Repeat all entries exactly.

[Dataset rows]
__________________________________________________

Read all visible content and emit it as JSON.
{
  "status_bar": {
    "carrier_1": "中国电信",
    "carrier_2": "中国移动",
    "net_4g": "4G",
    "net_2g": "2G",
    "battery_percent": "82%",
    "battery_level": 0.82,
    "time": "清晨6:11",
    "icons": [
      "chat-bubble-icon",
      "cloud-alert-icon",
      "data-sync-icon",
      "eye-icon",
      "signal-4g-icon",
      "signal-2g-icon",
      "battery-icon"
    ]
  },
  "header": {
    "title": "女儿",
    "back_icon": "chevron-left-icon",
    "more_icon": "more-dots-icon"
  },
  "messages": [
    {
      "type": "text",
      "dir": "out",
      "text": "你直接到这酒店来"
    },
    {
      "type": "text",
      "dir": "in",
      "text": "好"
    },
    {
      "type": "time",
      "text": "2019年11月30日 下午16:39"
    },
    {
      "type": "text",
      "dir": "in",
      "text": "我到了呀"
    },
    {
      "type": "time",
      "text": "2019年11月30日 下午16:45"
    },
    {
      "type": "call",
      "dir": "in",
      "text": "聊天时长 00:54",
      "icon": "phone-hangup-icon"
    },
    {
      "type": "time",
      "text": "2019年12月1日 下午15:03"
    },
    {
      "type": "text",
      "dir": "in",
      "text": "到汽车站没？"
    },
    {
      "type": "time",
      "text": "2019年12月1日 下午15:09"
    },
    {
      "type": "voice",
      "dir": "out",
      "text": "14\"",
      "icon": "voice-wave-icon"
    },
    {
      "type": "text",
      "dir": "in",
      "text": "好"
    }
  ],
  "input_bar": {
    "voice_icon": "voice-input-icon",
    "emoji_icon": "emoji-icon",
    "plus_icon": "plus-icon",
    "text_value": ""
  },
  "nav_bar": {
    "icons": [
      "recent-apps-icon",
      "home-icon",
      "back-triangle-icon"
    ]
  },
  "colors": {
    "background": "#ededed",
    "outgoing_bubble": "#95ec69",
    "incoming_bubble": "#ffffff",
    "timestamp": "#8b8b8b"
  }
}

__________________________________________________

Task solution:
Read all visible content and emit it as JSON.
{
  "status_bar": {
    "carrier_1": "中国电信",
    "carrier_2": "中国移动",
    "net_4g": "4G",
    "net_2g": "2G",
    "battery_percent": "82%",
    "battery_level": 0.82,
    "time": "清晨6:11",
    "icons": [
      "chat-bubble-icon",
      "cloud-alert-icon",
      "data-sync-icon",
      "eye-icon",
      "signal-4g-icon",
      "signal-2g-icon",
      "battery-icon"
    ]
  },
  "header": {
    "title": "女儿",
    "back_icon": "chevron-left-icon",
    "more_icon": "more-dots-icon"
  },
  "messages": [
    {
      "type": "text",
      "dir": "out",
      "text": "你直接到这酒店来"
    },
    {
      "type": "text",
      "dir": "in",
      "text": "好"
    },
    {
      "type": "time",
      "text": "2019年11月30日 下午16:39"
    },
    {
      "type": "text",
      "dir": "in",
      "text": "我到了呀"
    },
    {
      "type": "time",
      "text": "2019年11月30日 下午16:45"
    },
    {
      "type": "call",
      "dir": "in",
      "text": "聊天时长 00:54",
      "icon": "phone-hangup-icon"
    },
    {
      "type": "time",
      "text": "2019年12月1日 下午15:03"
    },
    {
      "type": "text",
      "dir": "in",
      "text": "到汽车站没？"
    },
    {
      "type": "time",
      "text": "2019年12月1日 下午15:09"
    },
    {
      "type": "voice",
      "dir": "out",
      "text": "14\"",
      "icon": "voice-wave-icon"
    },
    {
      "type": "text",
      "dir": "in",
      "text": "好"
    }
  ],
  "input_bar": {
    "voice_icon": "voice-input-icon",
    "emoji_icon": "emoji-icon",
    "plus_icon": "plus-icon",
    "text_value": ""
  },
  "nav_bar": {
    "icons": [
      "recent-apps-icon",
      "home-icon",
      "back-triangle-icon"
    ]
  },
  "colors": {
    "background": "#ededed",
    "outgoing_bubble": "#95ec69",
    "incoming_bubble": "#ffffff",
    "timestamp": "#8b8b8b"
  }
}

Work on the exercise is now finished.